- **EXTRACTED DATA**
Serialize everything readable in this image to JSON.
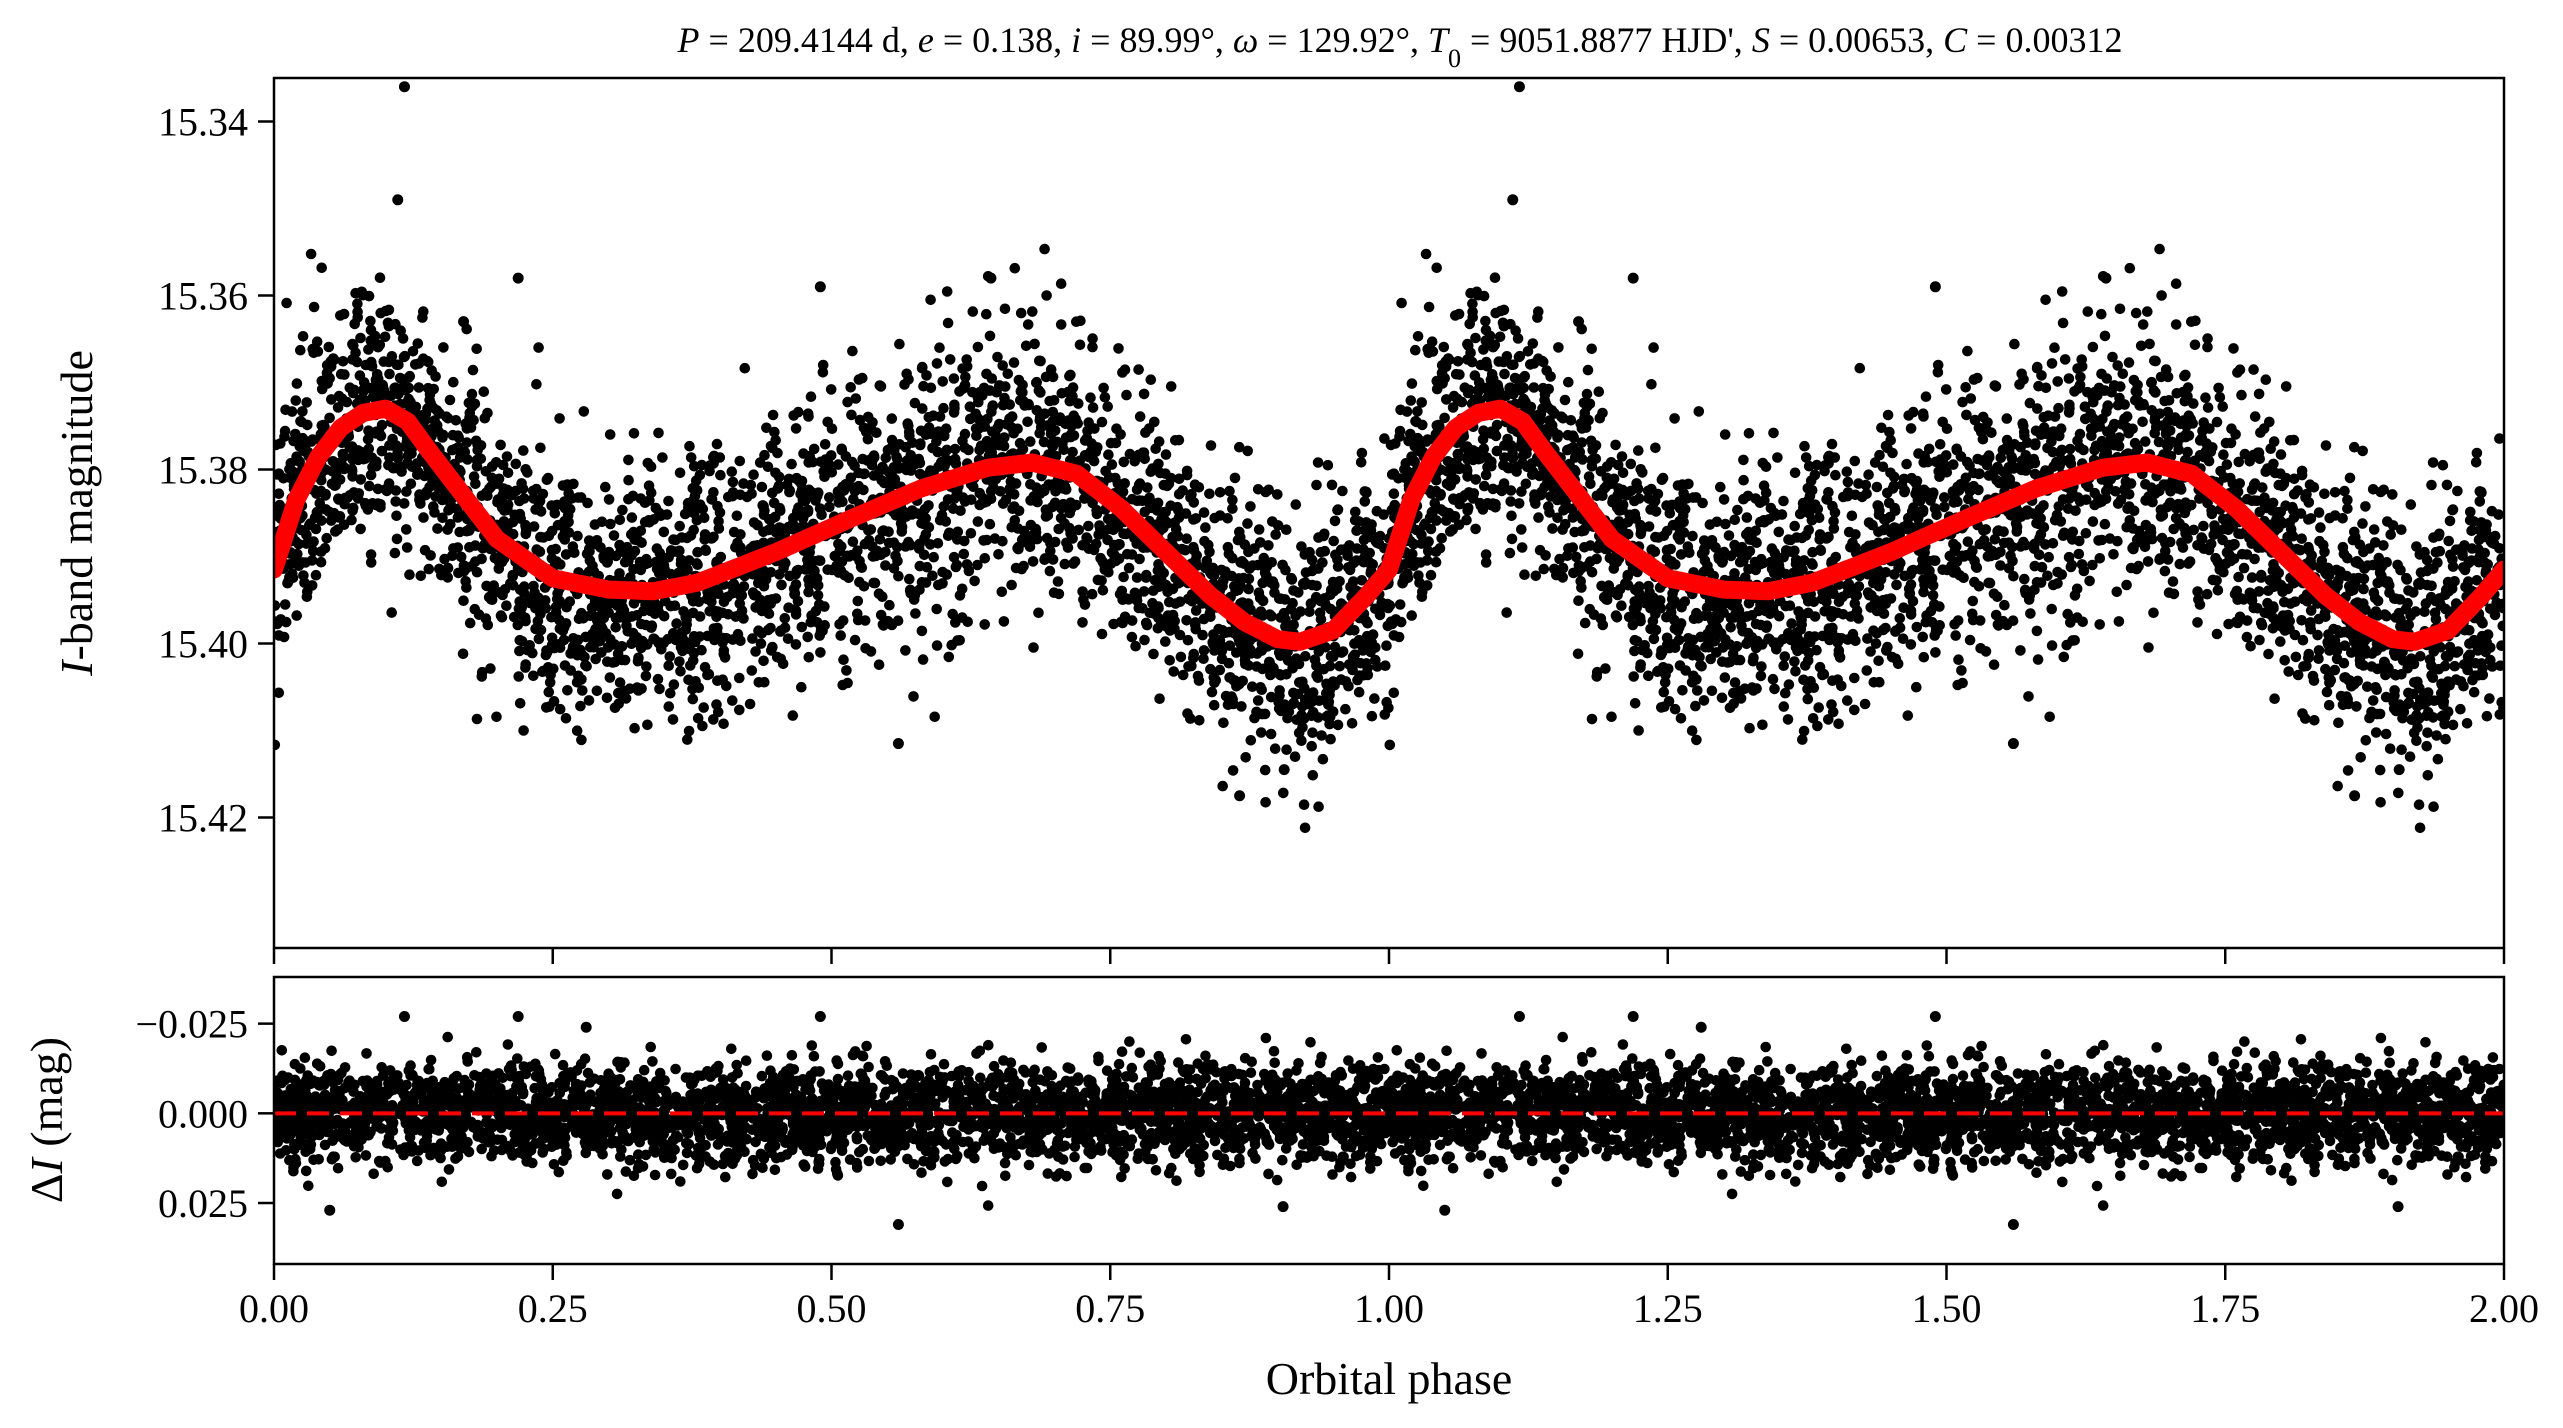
{
  "chart_data": [
    {
      "type": "scatter",
      "panel": "light-curve",
      "title": "P = 209.4144 d, e = 0.138, i = 89.99°, ω = 129.92°, T0 = 9051.8877 HJD', S = 0.00653, C = 0.00312",
      "title_parts": {
        "P": "P",
        "P_value": " = 209.4144 d, ",
        "e": "e",
        "e_value": " = 0.138, ",
        "i": "i",
        "i_value": " = 89.99°, ",
        "omega": "ω",
        "omega_value": " = 129.92°, ",
        "T": "T",
        "T_sub": "0",
        "T_value": " = 9051.8877 HJD', ",
        "S": "S",
        "S_value": " = 0.00653, ",
        "C": "C",
        "C_value": " = 0.00312"
      },
      "ylabel_italic": "I",
      "ylabel_rest": "-band magnitude",
      "ylim": [
        15.435,
        15.335
      ],
      "y_inverted": true,
      "yticks": [
        "15.34",
        "15.36",
        "15.38",
        "15.40",
        "15.42"
      ],
      "ytick_values": [
        15.34,
        15.36,
        15.38,
        15.4,
        15.42
      ],
      "grid": false,
      "scatter_color": "#000000",
      "model_color": "#ff0000",
      "model_curve": {
        "x": [
          0.0,
          0.02,
          0.04,
          0.06,
          0.08,
          0.1,
          0.12,
          0.14,
          0.17,
          0.2,
          0.25,
          0.3,
          0.34,
          0.38,
          0.45,
          0.52,
          0.58,
          0.64,
          0.68,
          0.72,
          0.76,
          0.8,
          0.84,
          0.87,
          0.9,
          0.92,
          0.95,
          0.98,
          1.0,
          1.02,
          1.04,
          1.06,
          1.08,
          1.1,
          1.12,
          1.14,
          1.17,
          1.2,
          1.25,
          1.3,
          1.34,
          1.38,
          1.45,
          1.52,
          1.58,
          1.64,
          1.68,
          1.72,
          1.76,
          1.8,
          1.84,
          1.87,
          1.9,
          1.92,
          1.95,
          1.98,
          2.0
        ],
        "y": [
          15.3915,
          15.3835,
          15.3785,
          15.3752,
          15.3735,
          15.373,
          15.3745,
          15.378,
          15.383,
          15.388,
          15.3925,
          15.3938,
          15.394,
          15.393,
          15.3895,
          15.3855,
          15.3822,
          15.3798,
          15.3792,
          15.3805,
          15.3845,
          15.3895,
          15.3945,
          15.3975,
          15.3995,
          15.3998,
          15.3985,
          15.3945,
          15.3915,
          15.3835,
          15.3785,
          15.3752,
          15.3735,
          15.373,
          15.3745,
          15.378,
          15.383,
          15.388,
          15.3925,
          15.3938,
          15.394,
          15.393,
          15.3895,
          15.3855,
          15.3822,
          15.3798,
          15.3792,
          15.3805,
          15.3845,
          15.3895,
          15.3945,
          15.3975,
          15.3995,
          15.3998,
          15.3985,
          15.3945,
          15.3915
        ]
      },
      "scatter_scale_mag": 0.0075,
      "outlier_points": {
        "x": [
          0.117,
          1.117,
          0.111,
          1.111,
          0.219,
          1.219,
          0.49,
          1.49,
          0.643,
          1.643,
          0.906,
          1.906,
          0.866,
          1.866,
          0.56,
          1.56,
          0.17,
          1.17
        ],
        "y": [
          15.336,
          15.336,
          15.349,
          15.349,
          15.358,
          15.358,
          15.359,
          15.359,
          15.358,
          15.358,
          15.4145,
          15.4145,
          15.4175,
          15.4175,
          15.4115,
          15.4115,
          15.363,
          15.363
        ]
      }
    },
    {
      "type": "scatter",
      "panel": "residuals",
      "xlabel": "Orbital phase",
      "ylabel_prefix": "Δ",
      "ylabel_italic": "I",
      "ylabel_rest": " (mag)",
      "xlim": [
        0.0,
        2.0
      ],
      "xticks": [
        "0.00",
        "0.25",
        "0.50",
        "0.75",
        "1.00",
        "1.25",
        "1.50",
        "1.75",
        "2.00"
      ],
      "xtick_values": [
        0.0,
        0.25,
        0.5,
        0.75,
        1.0,
        1.25,
        1.5,
        1.75,
        2.0
      ],
      "ylim": [
        0.042,
        -0.038
      ],
      "y_inverted": true,
      "yticks": [
        "−0.025",
        "0.000",
        "0.025"
      ],
      "ytick_values": [
        -0.025,
        0.0,
        0.025
      ],
      "zero_line": {
        "y": 0.0,
        "color": "#ff0000",
        "style": "dashed"
      },
      "scatter_color": "#000000",
      "residual_scale_mag": 0.0068,
      "outlier_points": {
        "x": [
          0.117,
          1.117,
          0.219,
          1.219,
          0.49,
          1.49,
          0.56,
          1.56,
          0.05,
          1.05,
          0.28,
          1.28,
          0.905,
          1.905
        ],
        "y": [
          -0.027,
          -0.027,
          -0.027,
          -0.027,
          -0.027,
          -0.027,
          0.031,
          0.031,
          0.027,
          0.027,
          -0.024,
          -0.024,
          0.026,
          0.026
        ]
      }
    }
  ]
}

- **WHAT YOU HAVE TO DO**
Reproduce each entry precisely, dropping only the pictures.

- **ANSWER TO THE EXERCISE**
Serialize everything readable in this image to JSON.
{
  "chart_data": [
    {
      "type": "scatter",
      "panel": "light-curve",
      "title": "P = 209.4144 d, e = 0.138, i = 89.99°, ω = 129.92°, T0 = 9051.8877 HJD', S = 0.00653, C = 0.00312",
      "title_parts": {
        "P": "P",
        "P_value": " = 209.4144 d, ",
        "e": "e",
        "e_value": " = 0.138, ",
        "i": "i",
        "i_value": " = 89.99°, ",
        "omega": "ω",
        "omega_value": " = 129.92°, ",
        "T": "T",
        "T_sub": "0",
        "T_value": " = 9051.8877 HJD', ",
        "S": "S",
        "S_value": " = 0.00653, ",
        "C": "C",
        "C_value": " = 0.00312"
      },
      "ylabel_italic": "I",
      "ylabel_rest": "-band magnitude",
      "ylim": [
        15.435,
        15.335
      ],
      "y_inverted": true,
      "yticks": [
        "15.34",
        "15.36",
        "15.38",
        "15.40",
        "15.42"
      ],
      "ytick_values": [
        15.34,
        15.36,
        15.38,
        15.4,
        15.42
      ],
      "grid": false,
      "scatter_color": "#000000",
      "model_color": "#ff0000",
      "model_curve": {
        "x": [
          0.0,
          0.02,
          0.04,
          0.06,
          0.08,
          0.1,
          0.12,
          0.14,
          0.17,
          0.2,
          0.25,
          0.3,
          0.34,
          0.38,
          0.45,
          0.52,
          0.58,
          0.64,
          0.68,
          0.72,
          0.76,
          0.8,
          0.84,
          0.87,
          0.9,
          0.92,
          0.95,
          0.98,
          1.0,
          1.02,
          1.04,
          1.06,
          1.08,
          1.1,
          1.12,
          1.14,
          1.17,
          1.2,
          1.25,
          1.3,
          1.34,
          1.38,
          1.45,
          1.52,
          1.58,
          1.64,
          1.68,
          1.72,
          1.76,
          1.8,
          1.84,
          1.87,
          1.9,
          1.92,
          1.95,
          1.98,
          2.0
        ],
        "y": [
          15.3915,
          15.3835,
          15.3785,
          15.3752,
          15.3735,
          15.373,
          15.3745,
          15.378,
          15.383,
          15.388,
          15.3925,
          15.3938,
          15.394,
          15.393,
          15.3895,
          15.3855,
          15.3822,
          15.3798,
          15.3792,
          15.3805,
          15.3845,
          15.3895,
          15.3945,
          15.3975,
          15.3995,
          15.3998,
          15.3985,
          15.3945,
          15.3915,
          15.3835,
          15.3785,
          15.3752,
          15.3735,
          15.373,
          15.3745,
          15.378,
          15.383,
          15.388,
          15.3925,
          15.3938,
          15.394,
          15.393,
          15.3895,
          15.3855,
          15.3822,
          15.3798,
          15.3792,
          15.3805,
          15.3845,
          15.3895,
          15.3945,
          15.3975,
          15.3995,
          15.3998,
          15.3985,
          15.3945,
          15.3915
        ]
      },
      "scatter_scale_mag": 0.0075,
      "outlier_points": {
        "x": [
          0.117,
          1.117,
          0.111,
          1.111,
          0.219,
          1.219,
          0.49,
          1.49,
          0.643,
          1.643,
          0.906,
          1.906,
          0.866,
          1.866,
          0.56,
          1.56,
          0.17,
          1.17
        ],
        "y": [
          15.336,
          15.336,
          15.349,
          15.349,
          15.358,
          15.358,
          15.359,
          15.359,
          15.358,
          15.358,
          15.4145,
          15.4145,
          15.4175,
          15.4175,
          15.4115,
          15.4115,
          15.363,
          15.363
        ]
      }
    },
    {
      "type": "scatter",
      "panel": "residuals",
      "xlabel": "Orbital phase",
      "ylabel_prefix": "Δ",
      "ylabel_italic": "I",
      "ylabel_rest": " (mag)",
      "xlim": [
        0.0,
        2.0
      ],
      "xticks": [
        "0.00",
        "0.25",
        "0.50",
        "0.75",
        "1.00",
        "1.25",
        "1.50",
        "1.75",
        "2.00"
      ],
      "xtick_values": [
        0.0,
        0.25,
        0.5,
        0.75,
        1.0,
        1.25,
        1.5,
        1.75,
        2.0
      ],
      "ylim": [
        0.042,
        -0.038
      ],
      "y_inverted": true,
      "yticks": [
        "−0.025",
        "0.000",
        "0.025"
      ],
      "ytick_values": [
        -0.025,
        0.0,
        0.025
      ],
      "zero_line": {
        "y": 0.0,
        "color": "#ff0000",
        "style": "dashed"
      },
      "scatter_color": "#000000",
      "residual_scale_mag": 0.0068,
      "outlier_points": {
        "x": [
          0.117,
          1.117,
          0.219,
          1.219,
          0.49,
          1.49,
          0.56,
          1.56,
          0.05,
          1.05,
          0.28,
          1.28,
          0.905,
          1.905
        ],
        "y": [
          -0.027,
          -0.027,
          -0.027,
          -0.027,
          -0.027,
          -0.027,
          0.031,
          0.031,
          0.027,
          0.027,
          -0.024,
          -0.024,
          0.026,
          0.026
        ]
      }
    }
  ]
}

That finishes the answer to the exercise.